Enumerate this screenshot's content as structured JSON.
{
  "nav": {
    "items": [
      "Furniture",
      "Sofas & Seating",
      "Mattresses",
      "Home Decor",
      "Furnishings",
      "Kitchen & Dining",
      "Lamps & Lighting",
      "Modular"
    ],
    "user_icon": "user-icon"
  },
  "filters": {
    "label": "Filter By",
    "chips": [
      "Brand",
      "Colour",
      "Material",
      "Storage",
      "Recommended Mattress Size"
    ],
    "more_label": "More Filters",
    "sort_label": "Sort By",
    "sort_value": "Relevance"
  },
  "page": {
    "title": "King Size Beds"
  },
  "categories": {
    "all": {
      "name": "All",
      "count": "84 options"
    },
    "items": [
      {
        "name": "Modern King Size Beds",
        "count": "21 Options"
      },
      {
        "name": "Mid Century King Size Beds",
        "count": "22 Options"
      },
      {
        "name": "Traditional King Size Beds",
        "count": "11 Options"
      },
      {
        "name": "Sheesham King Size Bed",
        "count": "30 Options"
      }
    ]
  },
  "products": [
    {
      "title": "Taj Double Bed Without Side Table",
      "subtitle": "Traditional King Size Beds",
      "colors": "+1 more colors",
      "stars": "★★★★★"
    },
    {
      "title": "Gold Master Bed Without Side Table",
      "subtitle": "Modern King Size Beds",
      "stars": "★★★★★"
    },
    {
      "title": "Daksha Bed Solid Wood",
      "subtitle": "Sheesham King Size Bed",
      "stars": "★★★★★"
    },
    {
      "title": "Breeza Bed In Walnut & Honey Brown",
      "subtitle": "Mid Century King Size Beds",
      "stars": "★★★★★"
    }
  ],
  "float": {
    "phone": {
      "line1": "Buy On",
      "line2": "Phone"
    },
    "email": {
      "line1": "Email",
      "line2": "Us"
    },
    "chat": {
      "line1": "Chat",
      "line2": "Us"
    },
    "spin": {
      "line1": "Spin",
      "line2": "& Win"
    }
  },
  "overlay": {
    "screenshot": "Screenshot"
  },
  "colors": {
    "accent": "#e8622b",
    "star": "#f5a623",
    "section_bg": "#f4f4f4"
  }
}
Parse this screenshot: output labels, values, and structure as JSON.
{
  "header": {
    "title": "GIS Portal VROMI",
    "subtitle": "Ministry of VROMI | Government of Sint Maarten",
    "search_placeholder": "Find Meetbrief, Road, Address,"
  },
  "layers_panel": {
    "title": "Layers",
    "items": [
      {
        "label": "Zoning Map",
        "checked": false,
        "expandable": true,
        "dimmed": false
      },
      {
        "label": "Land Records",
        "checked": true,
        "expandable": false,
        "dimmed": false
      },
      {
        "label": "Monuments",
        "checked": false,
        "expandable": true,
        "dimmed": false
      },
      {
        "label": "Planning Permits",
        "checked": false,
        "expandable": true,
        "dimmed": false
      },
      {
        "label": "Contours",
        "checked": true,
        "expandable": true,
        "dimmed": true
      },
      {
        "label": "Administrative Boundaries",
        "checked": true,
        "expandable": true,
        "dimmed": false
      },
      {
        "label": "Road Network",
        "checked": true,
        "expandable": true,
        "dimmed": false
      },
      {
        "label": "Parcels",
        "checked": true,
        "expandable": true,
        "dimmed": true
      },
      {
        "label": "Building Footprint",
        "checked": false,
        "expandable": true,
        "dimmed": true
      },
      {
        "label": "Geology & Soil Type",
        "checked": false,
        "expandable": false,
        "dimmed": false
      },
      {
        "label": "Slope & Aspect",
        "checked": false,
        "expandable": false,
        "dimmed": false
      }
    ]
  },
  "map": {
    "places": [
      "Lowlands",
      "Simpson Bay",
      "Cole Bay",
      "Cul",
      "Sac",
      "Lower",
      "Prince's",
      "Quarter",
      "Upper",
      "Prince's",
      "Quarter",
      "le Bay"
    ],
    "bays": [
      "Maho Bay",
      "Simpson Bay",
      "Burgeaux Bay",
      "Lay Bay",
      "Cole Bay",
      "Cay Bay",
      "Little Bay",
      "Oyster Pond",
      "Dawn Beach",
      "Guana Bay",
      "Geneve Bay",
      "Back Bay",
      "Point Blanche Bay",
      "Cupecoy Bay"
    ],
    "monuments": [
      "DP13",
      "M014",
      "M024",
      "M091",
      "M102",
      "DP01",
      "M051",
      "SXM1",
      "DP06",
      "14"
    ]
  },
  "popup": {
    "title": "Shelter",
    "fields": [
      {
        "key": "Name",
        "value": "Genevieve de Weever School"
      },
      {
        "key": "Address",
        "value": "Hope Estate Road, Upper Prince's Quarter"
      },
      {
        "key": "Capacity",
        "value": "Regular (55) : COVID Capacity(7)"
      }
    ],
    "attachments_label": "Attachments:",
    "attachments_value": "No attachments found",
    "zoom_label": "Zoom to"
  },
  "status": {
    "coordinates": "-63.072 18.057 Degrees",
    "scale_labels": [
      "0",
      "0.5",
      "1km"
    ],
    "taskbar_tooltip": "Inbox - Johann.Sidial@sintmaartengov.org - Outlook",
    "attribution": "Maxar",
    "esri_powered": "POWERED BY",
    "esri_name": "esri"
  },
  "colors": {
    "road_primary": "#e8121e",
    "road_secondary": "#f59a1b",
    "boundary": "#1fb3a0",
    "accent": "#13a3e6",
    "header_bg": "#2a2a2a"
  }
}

* * * *

[Written problem]:
Retype the entries exactly, including every line.

[Response to the task]:
Enumerate this screenshot's content as structured JSON.
{
  "nav": {
    "items": [
      "Furniture",
      "Sofas & Seating",
      "Mattresses",
      "Home Decor",
      "Furnishings",
      "Kitchen & Dining",
      "Lamps & Lighting",
      "Modular"
    ],
    "user_icon": "user-icon"
  },
  "filters": {
    "label": "Filter By",
    "chips": [
      "Brand",
      "Colour",
      "Material",
      "Storage",
      "Recommended Mattress Size"
    ],
    "more_label": "More Filters",
    "sort_label": "Sort By",
    "sort_value": "Relevance"
  },
  "page": {
    "title": "King Size Beds"
  },
  "categories": {
    "all": {
      "name": "All",
      "count": "84 options"
    },
    "items": [
      {
        "name": "Modern King Size Beds",
        "count": "21 Options"
      },
      {
        "name": "Mid Century King Size Beds",
        "count": "22 Options"
      },
      {
        "name": "Traditional King Size Beds",
        "count": "11 Options"
      },
      {
        "name": "Sheesham King Size Bed",
        "count": "30 Options"
      }
    ]
  },
  "products": [
    {
      "title": "Taj Double Bed Without Side Table",
      "subtitle": "Traditional King Size Beds",
      "colors": "+1 more colors",
      "stars": "★★★★★"
    },
    {
      "title": "Gold Master Bed Without Side Table",
      "subtitle": "Modern King Size Beds",
      "stars": "★★★★★"
    },
    {
      "title": "Daksha Bed Solid Wood",
      "subtitle": "Sheesham King Size Bed",
      "stars": "★★★★★"
    },
    {
      "title": "Breeza Bed In Walnut & Honey Brown",
      "subtitle": "Mid Century King Size Beds",
      "stars": "★★★★★"
    }
  ],
  "float": {
    "phone": {
      "line1": "Buy On",
      "line2": "Phone"
    },
    "email": {
      "line1": "Email",
      "line2": "Us"
    },
    "chat": {
      "line1": "Chat",
      "line2": "Us"
    },
    "spin": {
      "line1": "Spin",
      "line2": "& Win"
    }
  },
  "overlay": {
    "screenshot": "Screenshot"
  },
  "colors": {
    "accent": "#e8622b",
    "star": "#f5a623",
    "section_bg": "#f4f4f4"
  }
}
Parse this screenshot: output labels, values, and structure as JSON.
{
  "header": {
    "title": "GIS Portal VROMI",
    "subtitle": "Ministry of VROMI | Government of Sint Maarten",
    "search_placeholder": "Find Meetbrief, Road, Address,"
  },
  "layers_panel": {
    "title": "Layers",
    "items": [
      {
        "label": "Zoning Map",
        "checked": false,
        "expandable": true,
        "dimmed": false
      },
      {
        "label": "Land Records",
        "checked": true,
        "expandable": false,
        "dimmed": false
      },
      {
        "label": "Monuments",
        "checked": false,
        "expandable": true,
        "dimmed": false
      },
      {
        "label": "Planning Permits",
        "checked": false,
        "expandable": true,
        "dimmed": false
      },
      {
        "label": "Contours",
        "checked": true,
        "expandable": true,
        "dimmed": true
      },
      {
        "label": "Administrative Boundaries",
        "checked": true,
        "expandable": true,
        "dimmed": false
      },
      {
        "label": "Road Network",
        "checked": true,
        "expandable": true,
        "dimmed": false
      },
      {
        "label": "Parcels",
        "checked": true,
        "expandable": true,
        "dimmed": true
      },
      {
        "label": "Building Footprint",
        "checked": false,
        "expandable": true,
        "dimmed": true
      },
      {
        "label": "Geology & Soil Type",
        "checked": false,
        "expandable": false,
        "dimmed": false
      },
      {
        "label": "Slope & Aspect",
        "checked": false,
        "expandable": false,
        "dimmed": false
      }
    ]
  },
  "map": {
    "places": [
      "Lowlands",
      "Simpson Bay",
      "Cole Bay",
      "Cul",
      "Sac",
      "Lower",
      "Prince's",
      "Quarter",
      "Upper",
      "Prince's",
      "Quarter",
      "le Bay"
    ],
    "bays": [
      "Maho Bay",
      "Simpson Bay",
      "Burgeaux Bay",
      "Lay Bay",
      "Cole Bay",
      "Cay Bay",
      "Little Bay",
      "Oyster Pond",
      "Dawn Beach",
      "Guana Bay",
      "Geneve Bay",
      "Back Bay",
      "Point Blanche Bay",
      "Cupecoy Bay"
    ],
    "monuments": [
      "DP13",
      "M014",
      "M024",
      "M091",
      "M102",
      "DP01",
      "M051",
      "SXM1",
      "DP06",
      "14"
    ]
  },
  "popup": {
    "title": "Shelter",
    "fields": [
      {
        "key": "Name",
        "value": "Genevieve de Weever School"
      },
      {
        "key": "Address",
        "value": "Hope Estate Road, Upper Prince's Quarter"
      },
      {
        "key": "Capacity",
        "value": "Regular (55) : COVID Capacity(7)"
      }
    ],
    "attachments_label": "Attachments:",
    "attachments_value": "No attachments found",
    "zoom_label": "Zoom to"
  },
  "status": {
    "coordinates": "-63.072 18.057 Degrees",
    "scale_labels": [
      "0",
      "0.5",
      "1km"
    ],
    "taskbar_tooltip": "Inbox - Johann.Sidial@sintmaartengov.org - Outlook",
    "attribution": "Maxar",
    "esri_powered": "POWERED BY",
    "esri_name": "esri"
  },
  "colors": {
    "road_primary": "#e8121e",
    "road_secondary": "#f59a1b",
    "boundary": "#1fb3a0",
    "accent": "#13a3e6",
    "header_bg": "#2a2a2a"
  }
}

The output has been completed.